TASK DETAILS:
Reproduce the records below exactly as they appear.

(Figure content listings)
##############################

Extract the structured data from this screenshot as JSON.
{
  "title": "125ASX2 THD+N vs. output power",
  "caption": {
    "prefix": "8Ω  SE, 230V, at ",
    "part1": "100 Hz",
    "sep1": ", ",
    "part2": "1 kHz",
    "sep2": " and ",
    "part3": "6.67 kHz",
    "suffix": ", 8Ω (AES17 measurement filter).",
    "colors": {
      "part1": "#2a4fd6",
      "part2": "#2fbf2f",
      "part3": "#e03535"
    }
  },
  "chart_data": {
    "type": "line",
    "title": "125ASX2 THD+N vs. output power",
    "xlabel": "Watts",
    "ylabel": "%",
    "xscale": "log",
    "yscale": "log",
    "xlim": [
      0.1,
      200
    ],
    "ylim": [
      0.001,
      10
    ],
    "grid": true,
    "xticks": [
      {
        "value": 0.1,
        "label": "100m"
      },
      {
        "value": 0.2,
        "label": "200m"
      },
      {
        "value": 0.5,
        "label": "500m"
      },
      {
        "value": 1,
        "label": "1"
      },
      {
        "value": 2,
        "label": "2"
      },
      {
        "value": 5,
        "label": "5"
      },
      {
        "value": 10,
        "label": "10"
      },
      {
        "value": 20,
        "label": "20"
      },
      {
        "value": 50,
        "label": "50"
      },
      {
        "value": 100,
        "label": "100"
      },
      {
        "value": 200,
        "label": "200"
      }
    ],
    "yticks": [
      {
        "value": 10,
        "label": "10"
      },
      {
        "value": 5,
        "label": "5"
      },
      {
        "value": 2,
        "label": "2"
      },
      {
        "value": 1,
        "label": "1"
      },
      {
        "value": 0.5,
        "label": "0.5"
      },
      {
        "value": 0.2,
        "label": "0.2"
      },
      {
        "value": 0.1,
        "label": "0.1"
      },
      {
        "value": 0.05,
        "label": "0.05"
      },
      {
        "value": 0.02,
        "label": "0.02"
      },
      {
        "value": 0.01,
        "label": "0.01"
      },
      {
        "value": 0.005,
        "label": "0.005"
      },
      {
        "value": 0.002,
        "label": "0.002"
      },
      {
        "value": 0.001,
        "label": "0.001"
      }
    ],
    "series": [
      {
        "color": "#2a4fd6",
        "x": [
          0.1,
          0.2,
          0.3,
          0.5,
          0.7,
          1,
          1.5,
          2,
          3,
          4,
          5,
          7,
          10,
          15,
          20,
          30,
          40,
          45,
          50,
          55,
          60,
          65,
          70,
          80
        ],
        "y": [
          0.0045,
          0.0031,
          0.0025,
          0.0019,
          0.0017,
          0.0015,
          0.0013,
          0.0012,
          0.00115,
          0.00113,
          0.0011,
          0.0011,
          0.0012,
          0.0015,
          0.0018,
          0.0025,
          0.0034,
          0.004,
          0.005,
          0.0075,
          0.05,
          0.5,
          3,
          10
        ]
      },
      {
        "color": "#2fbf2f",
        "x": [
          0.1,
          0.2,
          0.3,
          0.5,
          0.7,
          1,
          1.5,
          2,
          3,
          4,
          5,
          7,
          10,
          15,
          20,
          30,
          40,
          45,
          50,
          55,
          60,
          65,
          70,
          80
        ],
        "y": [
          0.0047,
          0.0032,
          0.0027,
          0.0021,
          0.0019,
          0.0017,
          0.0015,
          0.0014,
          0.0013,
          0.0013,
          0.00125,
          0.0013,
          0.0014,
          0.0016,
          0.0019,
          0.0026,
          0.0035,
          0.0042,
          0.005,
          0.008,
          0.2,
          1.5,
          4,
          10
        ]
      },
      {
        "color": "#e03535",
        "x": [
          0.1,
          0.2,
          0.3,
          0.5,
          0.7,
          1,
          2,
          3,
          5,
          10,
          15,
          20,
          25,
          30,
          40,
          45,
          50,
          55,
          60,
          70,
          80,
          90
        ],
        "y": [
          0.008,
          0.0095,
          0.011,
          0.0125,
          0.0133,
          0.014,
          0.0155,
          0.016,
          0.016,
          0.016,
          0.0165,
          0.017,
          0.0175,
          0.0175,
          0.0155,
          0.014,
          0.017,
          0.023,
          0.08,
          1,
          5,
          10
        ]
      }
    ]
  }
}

##############################

SOLUTION:
Extract the structured data from this screenshot as JSON.
{
  "title": "125ASX2 THD+N vs. output power",
  "caption": {
    "prefix": "8Ω  SE, 230V, at ",
    "part1": "100 Hz",
    "sep1": ", ",
    "part2": "1 kHz",
    "sep2": " and ",
    "part3": "6.67 kHz",
    "suffix": ", 8Ω (AES17 measurement filter).",
    "colors": {
      "part1": "#2a4fd6",
      "part2": "#2fbf2f",
      "part3": "#e03535"
    }
  },
  "chart_data": {
    "type": "line",
    "title": "125ASX2 THD+N vs. output power",
    "xlabel": "Watts",
    "ylabel": "%",
    "xscale": "log",
    "yscale": "log",
    "xlim": [
      0.1,
      200
    ],
    "ylim": [
      0.001,
      10
    ],
    "grid": true,
    "xticks": [
      {
        "value": 0.1,
        "label": "100m"
      },
      {
        "value": 0.2,
        "label": "200m"
      },
      {
        "value": 0.5,
        "label": "500m"
      },
      {
        "value": 1,
        "label": "1"
      },
      {
        "value": 2,
        "label": "2"
      },
      {
        "value": 5,
        "label": "5"
      },
      {
        "value": 10,
        "label": "10"
      },
      {
        "value": 20,
        "label": "20"
      },
      {
        "value": 50,
        "label": "50"
      },
      {
        "value": 100,
        "label": "100"
      },
      {
        "value": 200,
        "label": "200"
      }
    ],
    "yticks": [
      {
        "value": 10,
        "label": "10"
      },
      {
        "value": 5,
        "label": "5"
      },
      {
        "value": 2,
        "label": "2"
      },
      {
        "value": 1,
        "label": "1"
      },
      {
        "value": 0.5,
        "label": "0.5"
      },
      {
        "value": 0.2,
        "label": "0.2"
      },
      {
        "value": 0.1,
        "label": "0.1"
      },
      {
        "value": 0.05,
        "label": "0.05"
      },
      {
        "value": 0.02,
        "label": "0.02"
      },
      {
        "value": 0.01,
        "label": "0.01"
      },
      {
        "value": 0.005,
        "label": "0.005"
      },
      {
        "value": 0.002,
        "label": "0.002"
      },
      {
        "value": 0.001,
        "label": "0.001"
      }
    ],
    "series": [
      {
        "color": "#2a4fd6",
        "x": [
          0.1,
          0.2,
          0.3,
          0.5,
          0.7,
          1,
          1.5,
          2,
          3,
          4,
          5,
          7,
          10,
          15,
          20,
          30,
          40,
          45,
          50,
          55,
          60,
          65,
          70,
          80
        ],
        "y": [
          0.0045,
          0.0031,
          0.0025,
          0.0019,
          0.0017,
          0.0015,
          0.0013,
          0.0012,
          0.00115,
          0.00113,
          0.0011,
          0.0011,
          0.0012,
          0.0015,
          0.0018,
          0.0025,
          0.0034,
          0.004,
          0.005,
          0.0075,
          0.05,
          0.5,
          3,
          10
        ]
      },
      {
        "color": "#2fbf2f",
        "x": [
          0.1,
          0.2,
          0.3,
          0.5,
          0.7,
          1,
          1.5,
          2,
          3,
          4,
          5,
          7,
          10,
          15,
          20,
          30,
          40,
          45,
          50,
          55,
          60,
          65,
          70,
          80
        ],
        "y": [
          0.0047,
          0.0032,
          0.0027,
          0.0021,
          0.0019,
          0.0017,
          0.0015,
          0.0014,
          0.0013,
          0.0013,
          0.00125,
          0.0013,
          0.0014,
          0.0016,
          0.0019,
          0.0026,
          0.0035,
          0.0042,
          0.005,
          0.008,
          0.2,
          1.5,
          4,
          10
        ]
      },
      {
        "color": "#e03535",
        "x": [
          0.1,
          0.2,
          0.3,
          0.5,
          0.7,
          1,
          2,
          3,
          5,
          10,
          15,
          20,
          25,
          30,
          40,
          45,
          50,
          55,
          60,
          70,
          80,
          90
        ],
        "y": [
          0.008,
          0.0095,
          0.011,
          0.0125,
          0.0133,
          0.014,
          0.0155,
          0.016,
          0.016,
          0.016,
          0.0165,
          0.017,
          0.0175,
          0.0175,
          0.0155,
          0.014,
          0.017,
          0.023,
          0.08,
          1,
          5,
          10
        ]
      }
    ]
  }
}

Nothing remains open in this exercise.